• **Work instructions**
What is needed here is an exact copy of every entry.

□ □ □

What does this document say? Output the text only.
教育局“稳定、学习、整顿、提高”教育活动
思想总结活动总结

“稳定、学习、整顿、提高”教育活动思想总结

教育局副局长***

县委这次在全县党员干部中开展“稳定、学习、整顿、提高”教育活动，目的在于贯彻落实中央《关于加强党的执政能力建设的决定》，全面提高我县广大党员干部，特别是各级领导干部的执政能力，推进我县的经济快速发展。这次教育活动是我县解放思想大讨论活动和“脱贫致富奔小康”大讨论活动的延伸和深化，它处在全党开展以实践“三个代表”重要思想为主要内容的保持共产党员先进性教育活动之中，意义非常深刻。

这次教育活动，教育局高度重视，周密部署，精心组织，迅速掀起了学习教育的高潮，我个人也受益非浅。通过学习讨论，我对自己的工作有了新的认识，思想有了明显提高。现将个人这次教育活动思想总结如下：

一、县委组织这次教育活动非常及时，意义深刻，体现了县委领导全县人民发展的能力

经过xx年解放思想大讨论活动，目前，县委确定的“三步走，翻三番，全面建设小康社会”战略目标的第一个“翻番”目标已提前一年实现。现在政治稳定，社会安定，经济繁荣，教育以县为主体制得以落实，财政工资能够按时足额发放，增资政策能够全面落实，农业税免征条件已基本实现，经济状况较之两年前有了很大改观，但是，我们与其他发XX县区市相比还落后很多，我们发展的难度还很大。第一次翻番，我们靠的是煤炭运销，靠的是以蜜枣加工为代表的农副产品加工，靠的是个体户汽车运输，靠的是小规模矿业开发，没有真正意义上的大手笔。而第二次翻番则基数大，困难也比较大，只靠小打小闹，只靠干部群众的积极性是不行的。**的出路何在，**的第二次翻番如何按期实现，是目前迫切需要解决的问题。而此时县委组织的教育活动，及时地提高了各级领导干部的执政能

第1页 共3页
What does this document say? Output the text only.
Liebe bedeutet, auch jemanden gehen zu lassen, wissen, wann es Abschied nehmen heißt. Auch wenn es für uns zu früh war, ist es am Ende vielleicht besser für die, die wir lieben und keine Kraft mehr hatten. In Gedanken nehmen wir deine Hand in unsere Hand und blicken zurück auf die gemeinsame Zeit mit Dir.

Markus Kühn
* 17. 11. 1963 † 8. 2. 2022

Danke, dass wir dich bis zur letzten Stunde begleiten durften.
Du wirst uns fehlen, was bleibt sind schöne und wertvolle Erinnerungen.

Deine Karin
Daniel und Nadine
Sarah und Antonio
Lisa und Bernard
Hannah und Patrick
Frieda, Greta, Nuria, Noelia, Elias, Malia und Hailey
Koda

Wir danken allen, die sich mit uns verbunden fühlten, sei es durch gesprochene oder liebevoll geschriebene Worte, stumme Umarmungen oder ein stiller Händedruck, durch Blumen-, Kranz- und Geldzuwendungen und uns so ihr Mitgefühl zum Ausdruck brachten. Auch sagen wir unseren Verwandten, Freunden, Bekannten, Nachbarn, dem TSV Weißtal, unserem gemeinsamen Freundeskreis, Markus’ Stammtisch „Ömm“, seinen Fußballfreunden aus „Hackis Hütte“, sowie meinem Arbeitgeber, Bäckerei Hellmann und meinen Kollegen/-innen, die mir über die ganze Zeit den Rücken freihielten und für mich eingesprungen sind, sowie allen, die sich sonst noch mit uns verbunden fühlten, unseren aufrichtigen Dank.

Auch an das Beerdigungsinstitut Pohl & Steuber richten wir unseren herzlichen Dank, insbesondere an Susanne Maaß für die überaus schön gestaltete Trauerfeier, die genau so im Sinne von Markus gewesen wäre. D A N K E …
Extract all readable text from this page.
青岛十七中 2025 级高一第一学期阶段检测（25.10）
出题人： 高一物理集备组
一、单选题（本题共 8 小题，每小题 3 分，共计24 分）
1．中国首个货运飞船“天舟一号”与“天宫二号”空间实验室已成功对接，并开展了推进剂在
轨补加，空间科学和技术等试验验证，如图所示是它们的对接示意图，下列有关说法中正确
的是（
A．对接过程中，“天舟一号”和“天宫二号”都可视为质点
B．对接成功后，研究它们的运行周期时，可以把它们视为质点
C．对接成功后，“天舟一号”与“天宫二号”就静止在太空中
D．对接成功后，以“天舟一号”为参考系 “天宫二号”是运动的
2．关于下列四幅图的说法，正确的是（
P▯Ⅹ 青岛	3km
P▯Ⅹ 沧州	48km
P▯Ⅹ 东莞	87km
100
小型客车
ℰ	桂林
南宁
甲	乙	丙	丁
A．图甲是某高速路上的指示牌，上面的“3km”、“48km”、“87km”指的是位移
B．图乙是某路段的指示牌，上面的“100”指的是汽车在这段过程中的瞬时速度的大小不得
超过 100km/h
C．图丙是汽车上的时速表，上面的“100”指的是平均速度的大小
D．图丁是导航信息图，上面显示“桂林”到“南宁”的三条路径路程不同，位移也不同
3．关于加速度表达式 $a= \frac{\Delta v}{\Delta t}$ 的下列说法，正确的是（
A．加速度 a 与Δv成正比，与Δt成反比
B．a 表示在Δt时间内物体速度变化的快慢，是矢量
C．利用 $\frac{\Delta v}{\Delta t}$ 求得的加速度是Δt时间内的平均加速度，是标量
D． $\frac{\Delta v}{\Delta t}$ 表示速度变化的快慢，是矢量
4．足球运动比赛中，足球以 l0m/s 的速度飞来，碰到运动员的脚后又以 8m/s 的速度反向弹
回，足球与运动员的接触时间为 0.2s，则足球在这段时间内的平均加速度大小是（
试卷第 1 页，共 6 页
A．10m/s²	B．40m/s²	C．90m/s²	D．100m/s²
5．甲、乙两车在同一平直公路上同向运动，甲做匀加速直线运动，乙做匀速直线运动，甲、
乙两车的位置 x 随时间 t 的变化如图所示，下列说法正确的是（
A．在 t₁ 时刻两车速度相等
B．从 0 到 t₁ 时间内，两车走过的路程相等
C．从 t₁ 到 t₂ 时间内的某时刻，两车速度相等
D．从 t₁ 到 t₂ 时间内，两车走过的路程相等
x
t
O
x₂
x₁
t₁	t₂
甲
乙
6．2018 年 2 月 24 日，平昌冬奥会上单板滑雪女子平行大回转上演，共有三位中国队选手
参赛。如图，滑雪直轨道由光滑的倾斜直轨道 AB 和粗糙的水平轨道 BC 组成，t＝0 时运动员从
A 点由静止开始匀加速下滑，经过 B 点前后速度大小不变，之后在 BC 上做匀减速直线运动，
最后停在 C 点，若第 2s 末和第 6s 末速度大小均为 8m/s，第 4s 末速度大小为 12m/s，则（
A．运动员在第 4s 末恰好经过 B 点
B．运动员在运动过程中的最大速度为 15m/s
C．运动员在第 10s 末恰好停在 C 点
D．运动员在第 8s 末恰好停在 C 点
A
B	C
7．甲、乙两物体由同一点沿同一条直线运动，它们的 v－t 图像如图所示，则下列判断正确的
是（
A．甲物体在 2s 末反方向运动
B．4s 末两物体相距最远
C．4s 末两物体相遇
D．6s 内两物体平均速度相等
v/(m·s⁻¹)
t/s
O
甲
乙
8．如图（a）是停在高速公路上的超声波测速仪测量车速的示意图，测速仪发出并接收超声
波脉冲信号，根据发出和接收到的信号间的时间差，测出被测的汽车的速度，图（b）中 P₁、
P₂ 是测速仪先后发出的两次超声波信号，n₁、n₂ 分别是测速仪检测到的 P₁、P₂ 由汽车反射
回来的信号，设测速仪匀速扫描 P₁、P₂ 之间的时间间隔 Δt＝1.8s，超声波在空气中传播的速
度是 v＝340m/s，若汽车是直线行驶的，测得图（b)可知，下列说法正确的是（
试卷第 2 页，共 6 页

□ □ □

• **Final result**
What does this document say? Output the text only.
教育局“稳定、学习、整顿、提高”教育活动
思想总结活动总结

“稳定、学习、整顿、提高”教育活动思想总结

教育局副局长***

县委这次在全县党员干部中开展“稳定、学习、整顿、提高”教育活动，目的在于贯彻落实中央《关于加强党的执政能力建设的决定》，全面提高我县广大党员干部，特别是各级领导干部的执政能力，推进我县的经济快速发展。这次教育活动是我县解放思想大讨论活动和“脱贫致富奔小康”大讨论活动的延伸和深化，它处在全党开展以实践“三个代表”重要思想为主要内容的保持共产党员先进性教育活动之中，意义非常深刻。

这次教育活动，教育局高度重视，周密部署，精心组织，迅速掀起了学习教育的高潮，我个人也受益非浅。通过学习讨论，我对自己的工作有了新的认识，思想有了明显提高。现将个人这次教育活动思想总结如下：

一、县委组织这次教育活动非常及时，意义深刻，体现了县委领导全县人民发展的能力

经过xx年解放思想大讨论活动，目前，县委确定的“三步走，翻三番，全面建设小康社会”战略目标的第一个“翻番”目标已提前一年实现。现在政治稳定，社会安定，经济繁荣，教育以县为主体制得以落实，财政工资能够按时足额发放，增资政策能够全面落实，农业税免征条件已基本实现，经济状况较之两年前有了很大改观，但是，我们与其他发XX县区市相比还落后很多，我们发展的难度还很大。第一次翻番，我们靠的是煤炭运销，靠的是以蜜枣加工为代表的农副产品加工，靠的是个体户汽车运输，靠的是小规模矿业开发，没有真正意义上的大手笔。而第二次翻番则基数大，困难也比较大，只靠小打小闹，只靠干部群众的积极性是不行的。**的出路何在，**的第二次翻番如何按期实现，是目前迫切需要解决的问题。而此时县委组织的教育活动，及时地提高了各级领导干部的执政能

第1页 共3页
What does this document say? Output the text only.
Liebe bedeutet, auch jemanden gehen zu lassen, wissen, wann es Abschied nehmen heißt. Auch wenn es für uns zu früh war, ist es am Ende vielleicht besser für die, die wir lieben und keine Kraft mehr hatten. In Gedanken nehmen wir deine Hand in unsere Hand und blicken zurück auf die gemeinsame Zeit mit Dir.

Markus Kühn
* 17. 11. 1963 † 8. 2. 2022

Danke, dass wir dich bis zur letzten Stunde begleiten durften.
Du wirst uns fehlen, was bleibt sind schöne und wertvolle Erinnerungen.

Deine Karin
Daniel und Nadine
Sarah und Antonio
Lisa und Bernard
Hannah und Patrick
Frieda, Greta, Nuria, Noelia, Elias, Malia und Hailey
Koda

Wir danken allen, die sich mit uns verbunden fühlten, sei es durch gesprochene oder liebevoll geschriebene Worte, stumme Umarmungen oder ein stiller Händedruck, durch Blumen-, Kranz- und Geldzuwendungen und uns so ihr Mitgefühl zum Ausdruck brachten. Auch sagen wir unseren Verwandten, Freunden, Bekannten, Nachbarn, dem TSV Weißtal, unserem gemeinsamen Freundeskreis, Markus’ Stammtisch „Ömm“, seinen Fußballfreunden aus „Hackis Hütte“, sowie meinem Arbeitgeber, Bäckerei Hellmann und meinen Kollegen/-innen, die mir über die ganze Zeit den Rücken freihielten und für mich eingesprungen sind, sowie allen, die sich sonst noch mit uns verbunden fühlten, unseren aufrichtigen Dank.

Auch an das Beerdigungsinstitut Pohl & Steuber richten wir unseren herzlichen Dank, insbesondere an Susanne Maaß für die überaus schön gestaltete Trauerfeier, die genau so im Sinne von Markus gewesen wäre. D A N K E …
Extract all readable text from this page.
青岛十七中 2025 级高一第一学期阶段检测（25.10）
出题人： 高一物理集备组
一、单选题（本题共 8 小题，每小题 3 分，共计24 分）
1．中国首个货运飞船“天舟一号”与“天宫二号”空间实验室已成功对接，并开展了推进剂在
轨补加，空间科学和技术等试验验证，如图所示是它们的对接示意图，下列有关说法中正确
的是（
A．对接过程中，“天舟一号”和“天宫二号”都可视为质点
B．对接成功后，研究它们的运行周期时，可以把它们视为质点
C．对接成功后，“天舟一号”与“天宫二号”就静止在太空中
D．对接成功后，以“天舟一号”为参考系 “天宫二号”是运动的
2．关于下列四幅图的说法，正确的是（
P▯Ⅹ 青岛	3km
P▯Ⅹ 沧州	48km
P▯Ⅹ 东莞	87km
100
小型客车
ℰ	桂林
南宁
甲	乙	丙	丁
A．图甲是某高速路上的指示牌，上面的“3km”、“48km”、“87km”指的是位移
B．图乙是某路段的指示牌，上面的“100”指的是汽车在这段过程中的瞬时速度的大小不得
超过 100km/h
C．图丙是汽车上的时速表，上面的“100”指的是平均速度的大小
D．图丁是导航信息图，上面显示“桂林”到“南宁”的三条路径路程不同，位移也不同
3．关于加速度表达式 $a= \frac{\Delta v}{\Delta t}$ 的下列说法，正确的是（
A．加速度 a 与Δv成正比，与Δt成反比
B．a 表示在Δt时间内物体速度变化的快慢，是矢量
C．利用 $\frac{\Delta v}{\Delta t}$ 求得的加速度是Δt时间内的平均加速度，是标量
D． $\frac{\Delta v}{\Delta t}$ 表示速度变化的快慢，是矢量
4．足球运动比赛中，足球以 l0m/s 的速度飞来，碰到运动员的脚后又以 8m/s 的速度反向弹
回，足球与运动员的接触时间为 0.2s，则足球在这段时间内的平均加速度大小是（
试卷第 1 页，共 6 页
A．10m/s²	B．40m/s²	C．90m/s²	D．100m/s²
5．甲、乙两车在同一平直公路上同向运动，甲做匀加速直线运动，乙做匀速直线运动，甲、
乙两车的位置 x 随时间 t 的变化如图所示，下列说法正确的是（
A．在 t₁ 时刻两车速度相等
B．从 0 到 t₁ 时间内，两车走过的路程相等
C．从 t₁ 到 t₂ 时间内的某时刻，两车速度相等
D．从 t₁ 到 t₂ 时间内，两车走过的路程相等
x
t
O
x₂
x₁
t₁	t₂
甲
乙
6．2018 年 2 月 24 日，平昌冬奥会上单板滑雪女子平行大回转上演，共有三位中国队选手
参赛。如图，滑雪直轨道由光滑的倾斜直轨道 AB 和粗糙的水平轨道 BC 组成，t＝0 时运动员从
A 点由静止开始匀加速下滑，经过 B 点前后速度大小不变，之后在 BC 上做匀减速直线运动，
最后停在 C 点，若第 2s 末和第 6s 末速度大小均为 8m/s，第 4s 末速度大小为 12m/s，则（
A．运动员在第 4s 末恰好经过 B 点
B．运动员在运动过程中的最大速度为 15m/s
C．运动员在第 10s 末恰好停在 C 点
D．运动员在第 8s 末恰好停在 C 点
A
B	C
7．甲、乙两物体由同一点沿同一条直线运动，它们的 v－t 图像如图所示，则下列判断正确的
是（
A．甲物体在 2s 末反方向运动
B．4s 末两物体相距最远
C．4s 末两物体相遇
D．6s 内两物体平均速度相等
v/(m·s⁻¹)
t/s
O
甲
乙
8．如图（a）是停在高速公路上的超声波测速仪测量车速的示意图，测速仪发出并接收超声
波脉冲信号，根据发出和接收到的信号间的时间差，测出被测的汽车的速度，图（b）中 P₁、
P₂ 是测速仪先后发出的两次超声波信号，n₁、n₂ 分别是测速仪检测到的 P₁、P₂ 由汽车反射
回来的信号，设测速仪匀速扫描 P₁、P₂ 之间的时间间隔 Δt＝1.8s，超声波在空气中传播的速
度是 v＝340m/s，若汽车是直线行驶的，测得图（b)可知，下列说法正确的是（
试卷第 2 页，共 6 页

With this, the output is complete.